- What you need to do: Copy each line containing the word "capacitive" from the records that follow, please.

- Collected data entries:
— start —

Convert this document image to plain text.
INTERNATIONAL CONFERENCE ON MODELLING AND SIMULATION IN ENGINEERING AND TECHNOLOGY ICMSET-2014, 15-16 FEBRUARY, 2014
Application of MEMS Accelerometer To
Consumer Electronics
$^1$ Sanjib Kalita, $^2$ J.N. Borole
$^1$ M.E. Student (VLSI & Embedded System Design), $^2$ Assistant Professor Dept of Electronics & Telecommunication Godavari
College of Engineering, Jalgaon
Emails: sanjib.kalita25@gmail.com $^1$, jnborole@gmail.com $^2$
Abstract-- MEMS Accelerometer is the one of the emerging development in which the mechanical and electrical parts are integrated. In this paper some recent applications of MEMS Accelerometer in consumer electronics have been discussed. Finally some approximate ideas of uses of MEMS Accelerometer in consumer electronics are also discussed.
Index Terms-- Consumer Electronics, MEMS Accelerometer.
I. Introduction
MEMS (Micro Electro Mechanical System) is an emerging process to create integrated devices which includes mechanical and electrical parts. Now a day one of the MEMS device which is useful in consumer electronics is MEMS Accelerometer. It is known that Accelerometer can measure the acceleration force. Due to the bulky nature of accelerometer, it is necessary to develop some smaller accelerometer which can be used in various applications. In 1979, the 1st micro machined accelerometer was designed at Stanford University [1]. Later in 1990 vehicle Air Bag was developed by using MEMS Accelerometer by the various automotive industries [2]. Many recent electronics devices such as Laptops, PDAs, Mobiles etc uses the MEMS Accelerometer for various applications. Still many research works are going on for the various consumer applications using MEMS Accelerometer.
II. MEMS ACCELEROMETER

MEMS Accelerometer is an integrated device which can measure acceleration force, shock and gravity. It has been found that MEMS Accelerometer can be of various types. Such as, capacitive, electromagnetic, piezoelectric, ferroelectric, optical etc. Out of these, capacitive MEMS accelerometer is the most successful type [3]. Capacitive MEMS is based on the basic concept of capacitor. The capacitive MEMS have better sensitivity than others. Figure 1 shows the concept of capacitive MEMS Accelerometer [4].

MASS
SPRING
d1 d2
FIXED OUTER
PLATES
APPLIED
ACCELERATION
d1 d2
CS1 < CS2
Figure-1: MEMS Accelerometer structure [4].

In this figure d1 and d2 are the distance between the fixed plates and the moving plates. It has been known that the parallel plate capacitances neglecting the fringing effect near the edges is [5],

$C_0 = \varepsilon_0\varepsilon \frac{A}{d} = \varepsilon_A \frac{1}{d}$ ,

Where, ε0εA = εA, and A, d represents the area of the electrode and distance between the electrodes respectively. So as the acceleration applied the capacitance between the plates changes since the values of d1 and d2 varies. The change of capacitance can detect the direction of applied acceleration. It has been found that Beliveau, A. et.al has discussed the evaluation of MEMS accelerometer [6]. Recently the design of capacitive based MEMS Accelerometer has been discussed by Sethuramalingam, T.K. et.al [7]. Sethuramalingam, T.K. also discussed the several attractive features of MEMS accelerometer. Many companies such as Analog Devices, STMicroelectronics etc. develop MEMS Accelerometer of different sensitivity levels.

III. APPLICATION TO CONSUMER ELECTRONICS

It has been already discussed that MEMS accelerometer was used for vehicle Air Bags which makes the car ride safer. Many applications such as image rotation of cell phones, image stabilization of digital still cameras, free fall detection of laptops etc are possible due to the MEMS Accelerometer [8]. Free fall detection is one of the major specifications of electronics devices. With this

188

— end —

- Answer for the task:
MEMS Accelerometer is an integrated device which can measure acceleration force, shock and gravity. It has been found that MEMS Accelerometer can be of various types. Such as, capacitive, electromagnetic, piezoelectric, ferroelectric, optical etc. Out of these, capacitive MEMS accelerometer is the most successful type [3]. Capacitive MEMS is based on the basic concept of capacitor. The capacitive MEMS have better sensitivity than others. Figure 1 shows the concept of capacitive MEMS Accelerometer [4].
Where, ε0εA = εA, and A, d represents the area of the electrode and distance between the electrodes respectively. So as the acceleration applied the capacitance between the plates changes since the values of d1 and d2 varies. The change of capacitance can detect the direction of applied acceleration. It has been found that Beliveau, A. et.al has discussed the evaluation of MEMS accelerometer [6]. Recently the design of capacitive based MEMS Accelerometer has been discussed by Sethuramalingam, T.K. et.al [7]. Sethuramalingam, T.K. also discussed the several attractive features of MEMS accelerometer. Many companies such as Analog Devices, STMicroelectronics etc. develop MEMS Accelerometer of different sensitivity levels.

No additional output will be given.